■ **REQUIRED WORK**:
Leave out any picture and return the remaining listing below exactly as given.

■ **DATASET ROWS**:
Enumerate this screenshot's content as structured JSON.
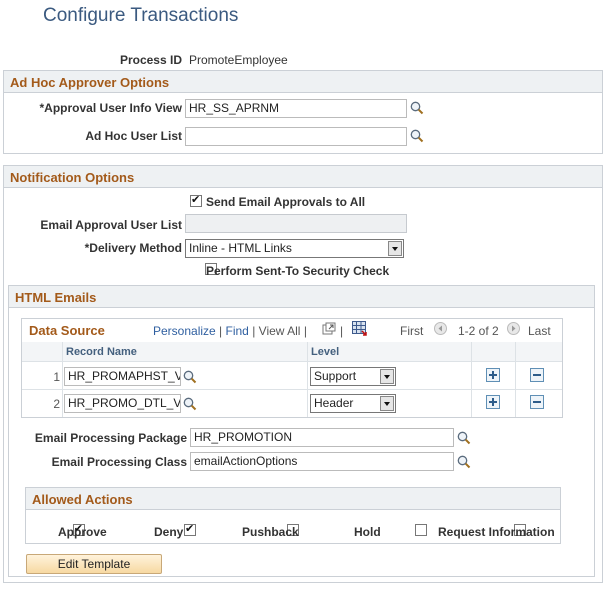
{
  "page": {
    "title": "Configure Transactions"
  },
  "process": {
    "label": "Process ID",
    "value": "PromoteEmployee"
  },
  "ad_hoc": {
    "header": "Ad Hoc Approver Options",
    "approval_view_label": "*Approval User Info View",
    "approval_view_value": "HR_SS_APRNM",
    "user_list_label": "Ad Hoc User List",
    "user_list_value": ""
  },
  "notification": {
    "header": "Notification Options",
    "send_all_label": "Send Email Approvals to All",
    "send_all_checked": true,
    "email_list_label": "Email Approval User List",
    "email_list_value": "",
    "delivery_label": "*Delivery Method",
    "delivery_value": "Inline - HTML Links",
    "security_label": "Perform Sent-To Security Check",
    "security_checked": false
  },
  "html_emails": {
    "header": "HTML Emails",
    "grid": {
      "title": "Data Source",
      "personalize": "Personalize",
      "sep": "|",
      "find": "Find",
      "view_all": "View All",
      "first": "First",
      "range": "1-2 of 2",
      "last": "Last",
      "columns": [
        "Record Name",
        "Level"
      ],
      "rows": [
        {
          "num": "1",
          "record": "HR_PROMAPHST_VW",
          "level": "Support"
        },
        {
          "num": "2",
          "record": "HR_PROMO_DTL_VW",
          "level": "Header"
        }
      ]
    },
    "package_label": "Email Processing Package",
    "package_value": "HR_PROMOTION",
    "class_label": "Email Processing Class",
    "class_value": "emailActionOptions",
    "allowed": {
      "header": "Allowed Actions",
      "items": [
        {
          "label": "Approve",
          "checked": true
        },
        {
          "label": "Deny",
          "checked": true
        },
        {
          "label": "Pushback",
          "checked": false
        },
        {
          "label": "Hold",
          "checked": false
        },
        {
          "label": "Request Information",
          "checked": false
        }
      ]
    },
    "edit_template": "Edit Template"
  }
}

■ **EXERCISE RESPONSE**:
Enumerate this screenshot's content as structured JSON.
{
  "page": {
    "title": "Configure Transactions"
  },
  "process": {
    "label": "Process ID",
    "value": "PromoteEmployee"
  },
  "ad_hoc": {
    "header": "Ad Hoc Approver Options",
    "approval_view_label": "*Approval User Info View",
    "approval_view_value": "HR_SS_APRNM",
    "user_list_label": "Ad Hoc User List",
    "user_list_value": ""
  },
  "notification": {
    "header": "Notification Options",
    "send_all_label": "Send Email Approvals to All",
    "send_all_checked": true,
    "email_list_label": "Email Approval User List",
    "email_list_value": "",
    "delivery_label": "*Delivery Method",
    "delivery_value": "Inline - HTML Links",
    "security_label": "Perform Sent-To Security Check",
    "security_checked": false
  },
  "html_emails": {
    "header": "HTML Emails",
    "grid": {
      "title": "Data Source",
      "personalize": "Personalize",
      "sep": "|",
      "find": "Find",
      "view_all": "View All",
      "first": "First",
      "range": "1-2 of 2",
      "last": "Last",
      "columns": [
        "Record Name",
        "Level"
      ],
      "rows": [
        {
          "num": "1",
          "record": "HR_PROMAPHST_VW",
          "level": "Support"
        },
        {
          "num": "2",
          "record": "HR_PROMO_DTL_VW",
          "level": "Header"
        }
      ]
    },
    "package_label": "Email Processing Package",
    "package_value": "HR_PROMOTION",
    "class_label": "Email Processing Class",
    "class_value": "emailActionOptions",
    "allowed": {
      "header": "Allowed Actions",
      "items": [
        {
          "label": "Approve",
          "checked": true
        },
        {
          "label": "Deny",
          "checked": true
        },
        {
          "label": "Pushback",
          "checked": false
        },
        {
          "label": "Hold",
          "checked": false
        },
        {
          "label": "Request Information",
          "checked": false
        }
      ]
    },
    "edit_template": "Edit Template"
  }
}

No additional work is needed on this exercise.